[Given problem]
In the data below, find every line with the string "values" and pull it out.

[Stored entries]
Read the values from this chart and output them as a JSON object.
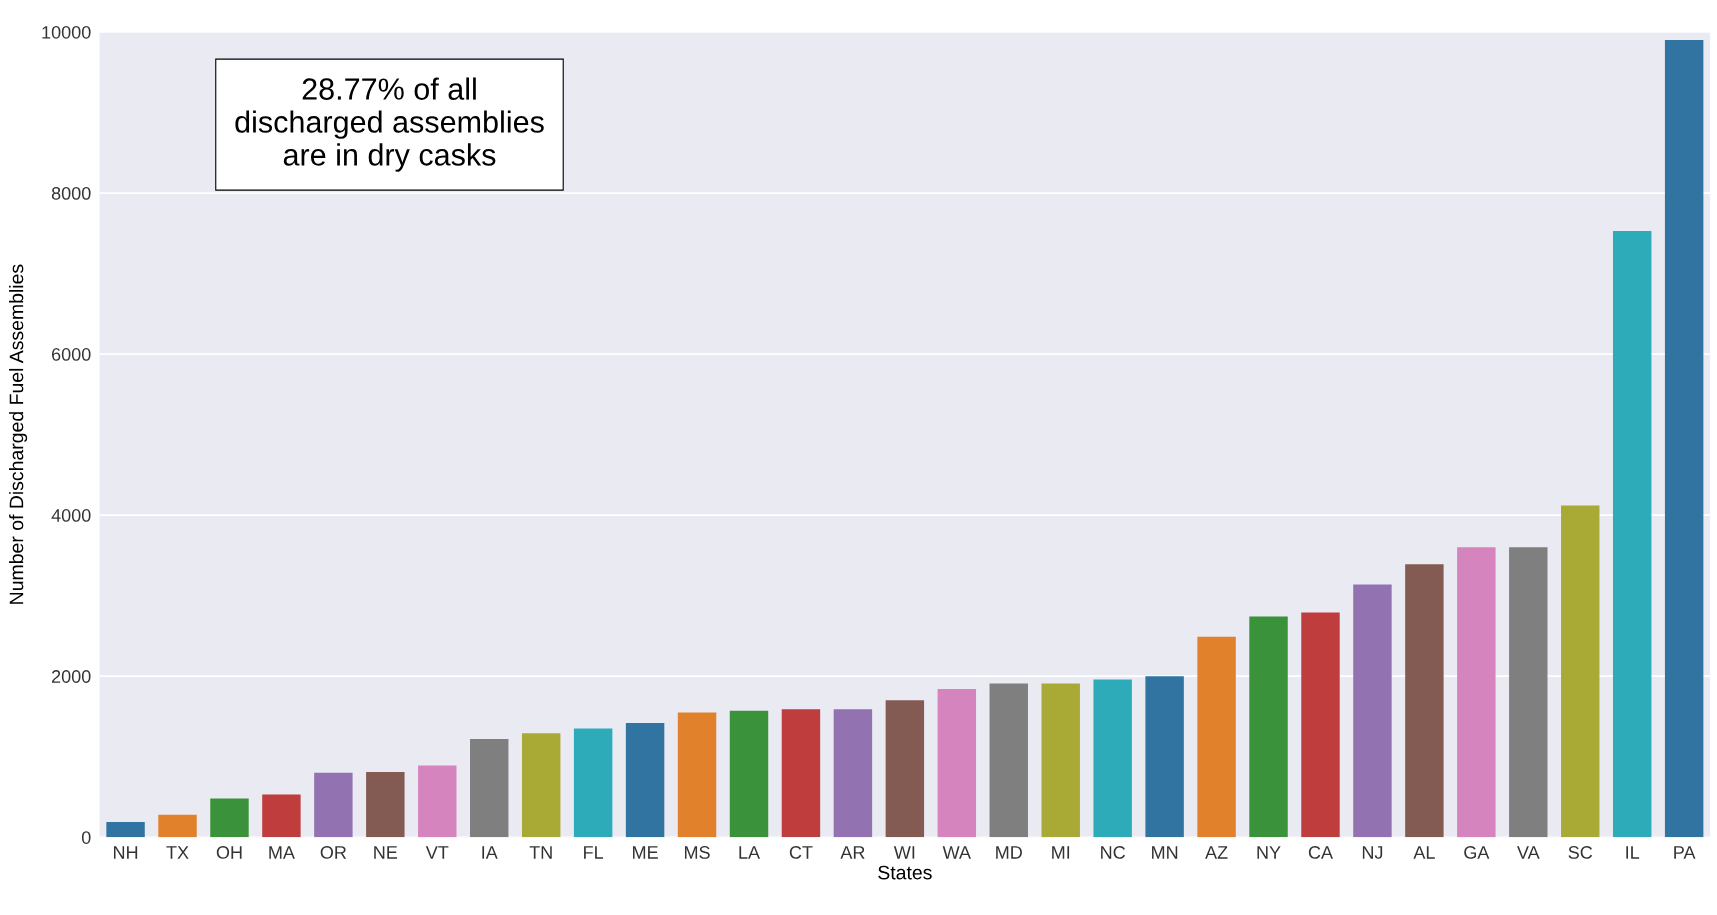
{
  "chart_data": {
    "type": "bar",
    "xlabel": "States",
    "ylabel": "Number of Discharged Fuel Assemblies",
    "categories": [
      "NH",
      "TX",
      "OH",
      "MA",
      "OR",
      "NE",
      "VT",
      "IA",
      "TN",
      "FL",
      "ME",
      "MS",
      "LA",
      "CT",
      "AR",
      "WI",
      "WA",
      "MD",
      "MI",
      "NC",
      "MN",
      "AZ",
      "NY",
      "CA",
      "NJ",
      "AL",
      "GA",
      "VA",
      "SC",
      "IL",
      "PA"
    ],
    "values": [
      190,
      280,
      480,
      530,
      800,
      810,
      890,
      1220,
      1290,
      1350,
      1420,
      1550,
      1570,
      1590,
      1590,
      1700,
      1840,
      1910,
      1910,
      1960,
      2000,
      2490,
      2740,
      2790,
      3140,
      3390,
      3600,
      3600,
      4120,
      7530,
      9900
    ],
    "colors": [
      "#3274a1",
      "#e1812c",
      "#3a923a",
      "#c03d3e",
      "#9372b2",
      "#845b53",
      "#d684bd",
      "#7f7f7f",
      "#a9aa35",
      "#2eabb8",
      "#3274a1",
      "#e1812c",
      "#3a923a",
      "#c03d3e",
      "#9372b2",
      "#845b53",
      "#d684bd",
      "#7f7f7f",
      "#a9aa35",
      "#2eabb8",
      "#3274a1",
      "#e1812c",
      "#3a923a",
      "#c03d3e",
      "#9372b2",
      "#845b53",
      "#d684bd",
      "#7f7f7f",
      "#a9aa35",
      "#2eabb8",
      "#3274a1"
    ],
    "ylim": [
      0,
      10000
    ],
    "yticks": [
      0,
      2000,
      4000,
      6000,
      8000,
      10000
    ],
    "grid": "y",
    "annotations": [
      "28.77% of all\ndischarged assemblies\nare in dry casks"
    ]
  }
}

[Reply to the exercise]
Read the values from this chart and output them as a JSON object.
    "values": [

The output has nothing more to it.